In the entries that follow, identify the line containing "Output a JSON" and return it together with all later lines, exactly as they appear.

◇ ◇ ◇ ◇

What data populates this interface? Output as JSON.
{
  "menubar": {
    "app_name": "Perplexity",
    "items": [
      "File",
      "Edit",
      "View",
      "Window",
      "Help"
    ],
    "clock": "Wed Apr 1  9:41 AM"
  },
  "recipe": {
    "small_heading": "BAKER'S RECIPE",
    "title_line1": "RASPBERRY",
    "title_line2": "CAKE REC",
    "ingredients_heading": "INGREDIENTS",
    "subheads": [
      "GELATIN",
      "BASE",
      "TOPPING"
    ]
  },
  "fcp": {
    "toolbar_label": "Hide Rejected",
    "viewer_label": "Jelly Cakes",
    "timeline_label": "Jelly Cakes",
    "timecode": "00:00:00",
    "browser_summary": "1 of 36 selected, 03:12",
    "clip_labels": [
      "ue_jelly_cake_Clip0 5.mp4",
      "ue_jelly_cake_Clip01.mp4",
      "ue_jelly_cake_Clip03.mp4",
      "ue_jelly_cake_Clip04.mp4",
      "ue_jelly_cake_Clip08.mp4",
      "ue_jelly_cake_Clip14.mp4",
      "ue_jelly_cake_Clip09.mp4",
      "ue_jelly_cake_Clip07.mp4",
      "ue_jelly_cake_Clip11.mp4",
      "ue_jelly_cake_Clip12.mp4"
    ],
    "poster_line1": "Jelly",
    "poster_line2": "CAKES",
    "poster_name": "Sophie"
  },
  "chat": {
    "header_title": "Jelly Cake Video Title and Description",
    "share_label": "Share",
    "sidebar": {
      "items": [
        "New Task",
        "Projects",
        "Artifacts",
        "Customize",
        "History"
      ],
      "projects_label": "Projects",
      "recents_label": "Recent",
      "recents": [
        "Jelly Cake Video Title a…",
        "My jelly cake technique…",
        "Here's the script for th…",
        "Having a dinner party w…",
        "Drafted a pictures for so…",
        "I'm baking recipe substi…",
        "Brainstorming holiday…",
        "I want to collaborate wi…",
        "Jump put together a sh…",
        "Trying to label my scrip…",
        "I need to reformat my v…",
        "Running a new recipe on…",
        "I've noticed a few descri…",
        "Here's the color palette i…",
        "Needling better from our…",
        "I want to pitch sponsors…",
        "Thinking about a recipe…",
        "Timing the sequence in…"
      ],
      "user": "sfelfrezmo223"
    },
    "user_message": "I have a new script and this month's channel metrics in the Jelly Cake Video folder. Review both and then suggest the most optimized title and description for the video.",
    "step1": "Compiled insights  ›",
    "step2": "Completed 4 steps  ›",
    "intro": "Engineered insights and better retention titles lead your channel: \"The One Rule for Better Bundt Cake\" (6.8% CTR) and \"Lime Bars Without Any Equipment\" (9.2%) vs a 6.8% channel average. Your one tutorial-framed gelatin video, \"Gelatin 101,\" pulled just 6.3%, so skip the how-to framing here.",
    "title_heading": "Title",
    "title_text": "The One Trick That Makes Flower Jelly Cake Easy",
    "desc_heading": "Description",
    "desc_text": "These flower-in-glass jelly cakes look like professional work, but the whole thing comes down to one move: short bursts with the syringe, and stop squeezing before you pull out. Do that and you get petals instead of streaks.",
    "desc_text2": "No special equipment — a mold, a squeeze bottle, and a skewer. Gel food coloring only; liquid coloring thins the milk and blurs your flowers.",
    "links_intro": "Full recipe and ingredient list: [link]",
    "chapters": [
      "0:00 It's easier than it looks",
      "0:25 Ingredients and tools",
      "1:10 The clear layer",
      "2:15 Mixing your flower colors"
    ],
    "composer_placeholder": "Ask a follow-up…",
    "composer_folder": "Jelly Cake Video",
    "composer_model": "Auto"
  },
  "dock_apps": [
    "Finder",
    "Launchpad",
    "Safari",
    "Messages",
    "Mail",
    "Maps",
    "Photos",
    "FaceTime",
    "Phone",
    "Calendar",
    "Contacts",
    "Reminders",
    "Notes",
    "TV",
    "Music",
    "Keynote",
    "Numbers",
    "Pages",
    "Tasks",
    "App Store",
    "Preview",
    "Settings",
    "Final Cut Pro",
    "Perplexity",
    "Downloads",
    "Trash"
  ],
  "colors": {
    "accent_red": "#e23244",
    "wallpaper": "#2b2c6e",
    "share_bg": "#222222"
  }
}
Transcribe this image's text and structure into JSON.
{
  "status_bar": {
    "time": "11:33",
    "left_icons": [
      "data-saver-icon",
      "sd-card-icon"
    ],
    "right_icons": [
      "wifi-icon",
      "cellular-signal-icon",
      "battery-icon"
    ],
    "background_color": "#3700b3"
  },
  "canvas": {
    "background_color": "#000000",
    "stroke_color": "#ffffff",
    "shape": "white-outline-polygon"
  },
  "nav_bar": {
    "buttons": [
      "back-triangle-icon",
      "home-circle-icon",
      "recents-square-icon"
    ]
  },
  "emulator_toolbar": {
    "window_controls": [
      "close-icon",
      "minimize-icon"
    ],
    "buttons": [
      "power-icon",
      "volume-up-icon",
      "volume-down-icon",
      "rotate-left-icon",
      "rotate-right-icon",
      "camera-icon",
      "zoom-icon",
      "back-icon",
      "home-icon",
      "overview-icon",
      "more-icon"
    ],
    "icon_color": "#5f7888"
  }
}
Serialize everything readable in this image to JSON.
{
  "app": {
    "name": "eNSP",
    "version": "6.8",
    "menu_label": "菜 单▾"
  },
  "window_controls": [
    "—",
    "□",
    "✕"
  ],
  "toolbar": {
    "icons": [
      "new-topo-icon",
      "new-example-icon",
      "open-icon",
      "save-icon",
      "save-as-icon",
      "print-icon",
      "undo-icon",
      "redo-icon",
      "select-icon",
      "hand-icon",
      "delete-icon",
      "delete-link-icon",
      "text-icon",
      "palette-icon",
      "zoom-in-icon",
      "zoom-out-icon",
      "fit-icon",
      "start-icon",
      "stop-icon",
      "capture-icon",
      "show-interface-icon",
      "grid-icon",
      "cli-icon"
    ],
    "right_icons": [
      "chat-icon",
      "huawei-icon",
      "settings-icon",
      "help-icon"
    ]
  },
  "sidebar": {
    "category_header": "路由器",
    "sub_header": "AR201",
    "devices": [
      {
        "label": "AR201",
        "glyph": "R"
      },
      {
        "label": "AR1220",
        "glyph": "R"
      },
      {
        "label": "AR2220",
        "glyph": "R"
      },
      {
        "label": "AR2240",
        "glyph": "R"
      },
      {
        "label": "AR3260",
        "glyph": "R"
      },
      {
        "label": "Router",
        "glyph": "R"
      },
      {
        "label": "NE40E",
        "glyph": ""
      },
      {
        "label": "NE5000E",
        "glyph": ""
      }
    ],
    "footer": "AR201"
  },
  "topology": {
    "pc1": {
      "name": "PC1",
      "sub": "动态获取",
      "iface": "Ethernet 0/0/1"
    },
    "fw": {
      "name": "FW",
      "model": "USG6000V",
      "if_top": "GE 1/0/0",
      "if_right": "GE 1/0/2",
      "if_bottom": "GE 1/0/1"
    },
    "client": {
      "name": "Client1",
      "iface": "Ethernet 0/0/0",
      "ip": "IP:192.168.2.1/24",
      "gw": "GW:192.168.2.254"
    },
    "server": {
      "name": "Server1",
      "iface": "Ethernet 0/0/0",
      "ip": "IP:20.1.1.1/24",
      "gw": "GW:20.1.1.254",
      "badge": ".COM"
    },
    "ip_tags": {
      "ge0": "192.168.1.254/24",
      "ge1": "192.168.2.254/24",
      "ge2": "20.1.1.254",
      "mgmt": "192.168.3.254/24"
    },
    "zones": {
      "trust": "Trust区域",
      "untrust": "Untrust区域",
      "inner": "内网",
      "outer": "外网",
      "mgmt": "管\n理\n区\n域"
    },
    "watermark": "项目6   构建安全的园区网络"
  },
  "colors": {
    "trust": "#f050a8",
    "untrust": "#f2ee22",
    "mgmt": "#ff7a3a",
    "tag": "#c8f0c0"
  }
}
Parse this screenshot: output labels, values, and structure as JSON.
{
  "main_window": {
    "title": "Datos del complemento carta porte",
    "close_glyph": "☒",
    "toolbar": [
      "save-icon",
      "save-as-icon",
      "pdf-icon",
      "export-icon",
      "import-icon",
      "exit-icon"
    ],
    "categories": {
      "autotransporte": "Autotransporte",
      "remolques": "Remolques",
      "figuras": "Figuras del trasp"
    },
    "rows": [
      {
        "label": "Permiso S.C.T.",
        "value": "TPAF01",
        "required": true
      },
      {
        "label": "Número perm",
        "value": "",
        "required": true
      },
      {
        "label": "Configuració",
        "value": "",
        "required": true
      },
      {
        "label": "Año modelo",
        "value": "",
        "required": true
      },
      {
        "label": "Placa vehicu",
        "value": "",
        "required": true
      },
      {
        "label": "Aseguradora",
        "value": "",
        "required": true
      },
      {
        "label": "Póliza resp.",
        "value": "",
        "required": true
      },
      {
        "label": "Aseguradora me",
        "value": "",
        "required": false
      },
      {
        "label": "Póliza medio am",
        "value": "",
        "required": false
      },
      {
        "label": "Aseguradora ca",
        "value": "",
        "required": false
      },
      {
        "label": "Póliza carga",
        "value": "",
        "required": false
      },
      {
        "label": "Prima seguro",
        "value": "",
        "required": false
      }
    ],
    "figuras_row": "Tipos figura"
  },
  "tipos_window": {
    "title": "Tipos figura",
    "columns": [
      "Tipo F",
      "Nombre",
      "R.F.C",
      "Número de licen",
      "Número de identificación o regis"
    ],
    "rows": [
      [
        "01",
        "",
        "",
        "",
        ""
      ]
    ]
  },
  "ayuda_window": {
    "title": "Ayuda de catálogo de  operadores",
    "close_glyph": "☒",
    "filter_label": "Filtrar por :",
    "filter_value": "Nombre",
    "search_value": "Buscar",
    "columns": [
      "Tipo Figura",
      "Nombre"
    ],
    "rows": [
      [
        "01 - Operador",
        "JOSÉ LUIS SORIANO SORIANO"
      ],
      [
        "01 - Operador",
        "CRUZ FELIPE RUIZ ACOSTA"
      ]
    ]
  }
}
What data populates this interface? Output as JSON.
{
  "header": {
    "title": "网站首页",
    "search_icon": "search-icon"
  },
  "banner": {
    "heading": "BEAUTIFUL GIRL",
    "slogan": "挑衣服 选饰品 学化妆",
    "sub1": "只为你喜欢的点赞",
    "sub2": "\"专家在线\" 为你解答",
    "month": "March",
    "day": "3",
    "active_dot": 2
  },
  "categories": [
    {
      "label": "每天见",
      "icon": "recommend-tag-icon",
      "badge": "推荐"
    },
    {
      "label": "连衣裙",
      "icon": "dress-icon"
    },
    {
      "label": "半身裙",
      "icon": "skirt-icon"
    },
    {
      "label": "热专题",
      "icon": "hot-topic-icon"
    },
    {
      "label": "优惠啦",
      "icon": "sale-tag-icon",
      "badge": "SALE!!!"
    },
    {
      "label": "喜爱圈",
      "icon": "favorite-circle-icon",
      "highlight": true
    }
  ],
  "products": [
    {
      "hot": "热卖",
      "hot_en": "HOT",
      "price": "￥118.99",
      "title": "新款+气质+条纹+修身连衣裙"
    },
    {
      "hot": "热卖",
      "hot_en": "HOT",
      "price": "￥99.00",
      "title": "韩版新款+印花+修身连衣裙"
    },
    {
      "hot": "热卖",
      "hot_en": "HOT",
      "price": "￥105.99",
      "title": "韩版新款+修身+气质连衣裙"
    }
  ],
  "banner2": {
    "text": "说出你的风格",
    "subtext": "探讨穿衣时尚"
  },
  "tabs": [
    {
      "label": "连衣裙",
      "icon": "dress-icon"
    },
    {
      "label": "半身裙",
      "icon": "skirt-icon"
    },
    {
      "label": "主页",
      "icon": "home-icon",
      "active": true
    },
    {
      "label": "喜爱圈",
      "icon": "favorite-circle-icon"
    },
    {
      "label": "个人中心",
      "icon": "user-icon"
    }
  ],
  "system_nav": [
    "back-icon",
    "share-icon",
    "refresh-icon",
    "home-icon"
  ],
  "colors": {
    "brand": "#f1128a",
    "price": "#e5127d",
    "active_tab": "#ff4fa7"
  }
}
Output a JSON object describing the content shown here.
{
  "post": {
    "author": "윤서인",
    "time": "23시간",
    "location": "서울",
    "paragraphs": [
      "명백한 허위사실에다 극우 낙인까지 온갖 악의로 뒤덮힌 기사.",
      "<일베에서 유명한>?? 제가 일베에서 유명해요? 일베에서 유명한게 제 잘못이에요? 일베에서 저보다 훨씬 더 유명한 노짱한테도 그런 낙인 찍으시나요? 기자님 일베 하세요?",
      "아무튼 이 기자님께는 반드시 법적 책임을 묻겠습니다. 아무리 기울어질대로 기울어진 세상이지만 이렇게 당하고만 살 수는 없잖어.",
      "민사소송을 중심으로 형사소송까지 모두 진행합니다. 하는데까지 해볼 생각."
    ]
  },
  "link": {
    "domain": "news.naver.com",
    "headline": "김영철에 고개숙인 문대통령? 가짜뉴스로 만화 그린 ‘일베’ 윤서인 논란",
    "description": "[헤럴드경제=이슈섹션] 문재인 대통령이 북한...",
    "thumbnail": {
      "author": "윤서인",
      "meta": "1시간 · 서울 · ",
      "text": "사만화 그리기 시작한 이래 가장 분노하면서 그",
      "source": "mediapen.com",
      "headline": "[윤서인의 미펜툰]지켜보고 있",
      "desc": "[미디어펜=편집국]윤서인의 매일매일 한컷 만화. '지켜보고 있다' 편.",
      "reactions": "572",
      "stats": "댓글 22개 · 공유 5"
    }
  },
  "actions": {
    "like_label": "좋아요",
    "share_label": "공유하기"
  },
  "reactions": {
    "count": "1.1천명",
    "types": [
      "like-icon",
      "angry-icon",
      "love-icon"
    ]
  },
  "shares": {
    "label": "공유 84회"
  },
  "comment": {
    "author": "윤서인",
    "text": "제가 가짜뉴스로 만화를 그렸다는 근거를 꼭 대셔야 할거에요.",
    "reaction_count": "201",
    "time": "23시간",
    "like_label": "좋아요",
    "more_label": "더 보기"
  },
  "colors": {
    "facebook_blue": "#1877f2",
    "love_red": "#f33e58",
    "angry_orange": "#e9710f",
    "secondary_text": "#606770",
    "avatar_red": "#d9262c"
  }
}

◇ ◇ ◇ ◇

• EXERCISE RESULT
Output a JSON object describing the content shown here.
{
  "post": {
    "author": "윤서인",
    "time": "23시간",
    "location": "서울",
    "paragraphs": [
      "명백한 허위사실에다 극우 낙인까지 온갖 악의로 뒤덮힌 기사.",
      "<일베에서 유명한>?? 제가 일베에서 유명해요? 일베에서 유명한게 제 잘못이에요? 일베에서 저보다 훨씬 더 유명한 노짱한테도 그런 낙인 찍으시나요? 기자님 일베 하세요?",
      "아무튼 이 기자님께는 반드시 법적 책임을 묻겠습니다. 아무리 기울어질대로 기울어진 세상이지만 이렇게 당하고만 살 수는 없잖어.",
      "민사소송을 중심으로 형사소송까지 모두 진행합니다. 하는데까지 해볼 생각."
    ]
  },
  "link": {
    "domain": "news.naver.com",
    "headline": "김영철에 고개숙인 문대통령? 가짜뉴스로 만화 그린 ‘일베’ 윤서인 논란",
    "description": "[헤럴드경제=이슈섹션] 문재인 대통령이 북한...",
    "thumbnail": {
      "author": "윤서인",
      "meta": "1시간 · 서울 · ",
      "text": "사만화 그리기 시작한 이래 가장 분노하면서 그",
      "source": "mediapen.com",
      "headline": "[윤서인의 미펜툰]지켜보고 있",
      "desc": "[미디어펜=편집국]윤서인의 매일매일 한컷 만화. '지켜보고 있다' 편.",
      "reactions": "572",
      "stats": "댓글 22개 · 공유 5"
    }
  },
  "actions": {
    "like_label": "좋아요",
    "share_label": "공유하기"
  },
  "reactions": {
    "count": "1.1천명",
    "types": [
      "like-icon",
      "angry-icon",
      "love-icon"
    ]
  },
  "shares": {
    "label": "공유 84회"
  },
  "comment": {
    "author": "윤서인",
    "text": "제가 가짜뉴스로 만화를 그렸다는 근거를 꼭 대셔야 할거에요.",
    "reaction_count": "201",
    "time": "23시간",
    "like_label": "좋아요",
    "more_label": "더 보기"
  },
  "colors": {
    "facebook_blue": "#1877f2",
    "love_red": "#f33e58",
    "angry_orange": "#e9710f",
    "secondary_text": "#606770",
    "avatar_red": "#d9262c"
  }
}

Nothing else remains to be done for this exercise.